After locating the line that contains "Read all visible content and emit it as JSON.", quote it and all lines after it through the end of the entries, and nothing more. Pictures stay out.

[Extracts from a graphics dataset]
□ □ □

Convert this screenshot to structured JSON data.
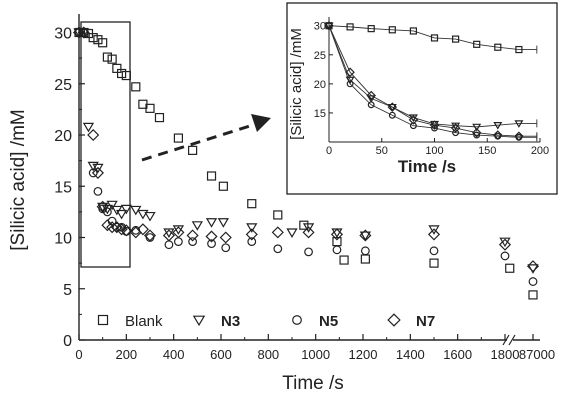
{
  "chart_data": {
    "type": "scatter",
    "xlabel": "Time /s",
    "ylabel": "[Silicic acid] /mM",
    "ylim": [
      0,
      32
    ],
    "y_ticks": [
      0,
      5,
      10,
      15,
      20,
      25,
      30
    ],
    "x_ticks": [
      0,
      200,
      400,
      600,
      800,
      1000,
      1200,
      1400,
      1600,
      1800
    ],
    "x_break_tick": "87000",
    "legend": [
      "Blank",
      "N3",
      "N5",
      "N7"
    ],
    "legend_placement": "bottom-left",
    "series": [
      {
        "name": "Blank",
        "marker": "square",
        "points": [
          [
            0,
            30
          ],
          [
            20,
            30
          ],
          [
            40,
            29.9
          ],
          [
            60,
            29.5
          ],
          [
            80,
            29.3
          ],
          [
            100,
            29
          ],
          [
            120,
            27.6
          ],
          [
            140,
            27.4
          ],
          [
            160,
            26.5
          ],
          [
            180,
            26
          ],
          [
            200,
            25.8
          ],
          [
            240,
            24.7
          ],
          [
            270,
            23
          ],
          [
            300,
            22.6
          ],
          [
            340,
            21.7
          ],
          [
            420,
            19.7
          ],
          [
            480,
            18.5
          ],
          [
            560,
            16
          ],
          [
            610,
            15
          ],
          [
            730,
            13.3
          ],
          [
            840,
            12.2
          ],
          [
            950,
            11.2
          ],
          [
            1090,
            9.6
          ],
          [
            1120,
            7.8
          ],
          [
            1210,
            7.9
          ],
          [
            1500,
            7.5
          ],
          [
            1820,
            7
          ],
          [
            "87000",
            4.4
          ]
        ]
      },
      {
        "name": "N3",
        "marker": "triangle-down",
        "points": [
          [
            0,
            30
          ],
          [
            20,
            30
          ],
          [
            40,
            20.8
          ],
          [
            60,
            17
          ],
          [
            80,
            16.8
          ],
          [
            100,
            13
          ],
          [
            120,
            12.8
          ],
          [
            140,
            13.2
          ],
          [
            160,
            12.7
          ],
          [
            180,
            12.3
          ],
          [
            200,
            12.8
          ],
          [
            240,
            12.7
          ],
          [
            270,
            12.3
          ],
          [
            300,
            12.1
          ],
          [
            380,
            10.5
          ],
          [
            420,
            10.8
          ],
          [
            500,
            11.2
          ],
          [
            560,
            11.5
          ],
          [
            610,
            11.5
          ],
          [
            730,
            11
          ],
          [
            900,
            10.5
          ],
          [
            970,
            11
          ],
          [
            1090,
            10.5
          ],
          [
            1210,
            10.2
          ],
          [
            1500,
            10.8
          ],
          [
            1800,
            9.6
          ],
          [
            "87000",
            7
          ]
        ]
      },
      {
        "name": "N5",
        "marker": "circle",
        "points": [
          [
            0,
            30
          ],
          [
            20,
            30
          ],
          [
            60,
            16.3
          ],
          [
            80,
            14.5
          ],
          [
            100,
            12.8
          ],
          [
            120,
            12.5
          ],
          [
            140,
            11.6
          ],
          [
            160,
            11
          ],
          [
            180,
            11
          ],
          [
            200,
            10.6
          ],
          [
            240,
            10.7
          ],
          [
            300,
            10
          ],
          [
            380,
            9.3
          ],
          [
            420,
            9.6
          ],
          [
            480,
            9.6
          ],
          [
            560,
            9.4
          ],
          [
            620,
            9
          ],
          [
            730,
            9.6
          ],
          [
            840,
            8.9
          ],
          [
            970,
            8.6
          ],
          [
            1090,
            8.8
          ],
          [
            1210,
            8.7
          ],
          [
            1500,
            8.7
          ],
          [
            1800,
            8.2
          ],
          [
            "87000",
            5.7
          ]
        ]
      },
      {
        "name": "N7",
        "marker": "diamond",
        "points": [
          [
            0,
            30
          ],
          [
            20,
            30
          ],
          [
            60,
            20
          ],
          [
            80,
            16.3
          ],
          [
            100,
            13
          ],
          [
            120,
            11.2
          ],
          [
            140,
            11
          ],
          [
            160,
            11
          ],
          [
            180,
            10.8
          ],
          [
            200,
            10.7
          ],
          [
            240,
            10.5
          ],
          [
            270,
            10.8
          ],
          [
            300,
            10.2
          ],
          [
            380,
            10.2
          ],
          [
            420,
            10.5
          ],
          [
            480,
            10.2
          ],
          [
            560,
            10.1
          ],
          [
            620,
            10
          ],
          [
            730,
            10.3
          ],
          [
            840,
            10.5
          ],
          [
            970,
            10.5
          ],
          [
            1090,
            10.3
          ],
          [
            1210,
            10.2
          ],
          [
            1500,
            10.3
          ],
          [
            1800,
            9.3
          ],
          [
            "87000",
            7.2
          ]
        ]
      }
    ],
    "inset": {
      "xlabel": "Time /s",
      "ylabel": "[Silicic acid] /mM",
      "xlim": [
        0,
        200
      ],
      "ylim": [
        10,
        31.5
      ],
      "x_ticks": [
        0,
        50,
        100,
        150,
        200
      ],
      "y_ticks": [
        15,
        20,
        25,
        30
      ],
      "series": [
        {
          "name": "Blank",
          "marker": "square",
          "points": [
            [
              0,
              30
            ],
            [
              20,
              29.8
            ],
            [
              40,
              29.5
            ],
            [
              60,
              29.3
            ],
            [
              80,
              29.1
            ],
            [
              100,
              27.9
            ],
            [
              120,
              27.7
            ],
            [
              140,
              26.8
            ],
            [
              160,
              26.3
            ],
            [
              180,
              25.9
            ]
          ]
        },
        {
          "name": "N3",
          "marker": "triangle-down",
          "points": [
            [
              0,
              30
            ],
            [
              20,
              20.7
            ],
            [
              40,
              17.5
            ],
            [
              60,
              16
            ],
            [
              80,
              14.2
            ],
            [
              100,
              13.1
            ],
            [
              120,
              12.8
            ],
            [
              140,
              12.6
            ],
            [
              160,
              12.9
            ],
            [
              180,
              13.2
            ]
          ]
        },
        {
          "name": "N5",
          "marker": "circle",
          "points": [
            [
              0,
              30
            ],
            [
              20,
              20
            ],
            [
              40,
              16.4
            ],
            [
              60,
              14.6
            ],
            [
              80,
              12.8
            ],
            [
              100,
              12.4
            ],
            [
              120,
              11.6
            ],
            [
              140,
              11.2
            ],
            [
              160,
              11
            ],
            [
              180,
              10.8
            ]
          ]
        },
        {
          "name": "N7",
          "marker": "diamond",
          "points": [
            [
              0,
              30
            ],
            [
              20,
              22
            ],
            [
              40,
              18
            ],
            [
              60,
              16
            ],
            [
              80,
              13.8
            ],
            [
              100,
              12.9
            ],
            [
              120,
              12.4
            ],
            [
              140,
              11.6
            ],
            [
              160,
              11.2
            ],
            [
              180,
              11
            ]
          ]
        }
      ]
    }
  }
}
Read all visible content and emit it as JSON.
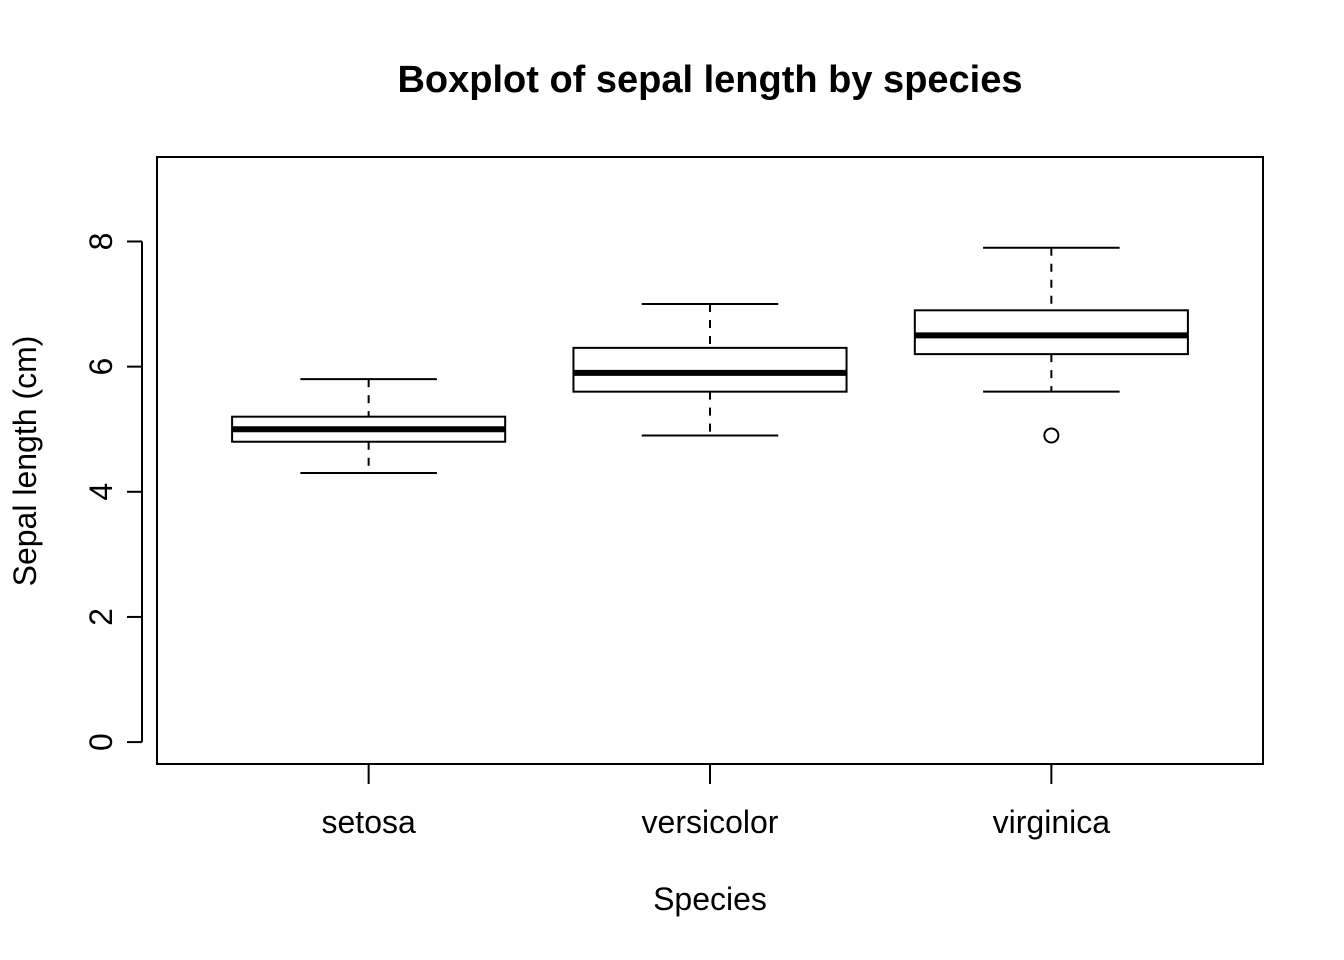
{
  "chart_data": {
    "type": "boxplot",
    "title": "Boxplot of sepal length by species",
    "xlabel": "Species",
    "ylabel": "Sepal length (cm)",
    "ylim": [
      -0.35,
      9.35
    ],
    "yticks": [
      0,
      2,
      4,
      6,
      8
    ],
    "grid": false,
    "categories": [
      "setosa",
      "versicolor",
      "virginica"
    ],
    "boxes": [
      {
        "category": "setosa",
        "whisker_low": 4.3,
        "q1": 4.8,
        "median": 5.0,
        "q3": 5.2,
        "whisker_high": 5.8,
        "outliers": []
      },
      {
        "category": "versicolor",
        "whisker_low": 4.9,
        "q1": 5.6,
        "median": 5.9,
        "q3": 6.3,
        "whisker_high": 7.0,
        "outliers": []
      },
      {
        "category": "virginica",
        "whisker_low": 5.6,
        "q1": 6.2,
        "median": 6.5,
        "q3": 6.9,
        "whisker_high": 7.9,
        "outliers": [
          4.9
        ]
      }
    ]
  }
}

□ □ □

**Finished task**:
Read all visible content and emit it as JSON.
{
  "chart_data": {
    "type": "boxplot",
    "title": "Boxplot of sepal length by species",
    "xlabel": "Species",
    "ylabel": "Sepal length (cm)",
    "ylim": [
      -0.35,
      9.35
    ],
    "yticks": [
      0,
      2,
      4,
      6,
      8
    ],
    "grid": false,
    "categories": [
      "setosa",
      "versicolor",
      "virginica"
    ],
    "boxes": [
      {
        "category": "setosa",
        "whisker_low": 4.3,
        "q1": 4.8,
        "median": 5.0,
        "q3": 5.2,
        "whisker_high": 5.8,
        "outliers": []
      },
      {
        "category": "versicolor",
        "whisker_low": 4.9,
        "q1": 5.6,
        "median": 5.9,
        "q3": 6.3,
        "whisker_high": 7.0,
        "outliers": []
      },
      {
        "category": "virginica",
        "whisker_low": 5.6,
        "q1": 6.2,
        "median": 6.5,
        "q3": 6.9,
        "whisker_high": 7.9,
        "outliers": [
          4.9
        ]
      }
    ]
  }
}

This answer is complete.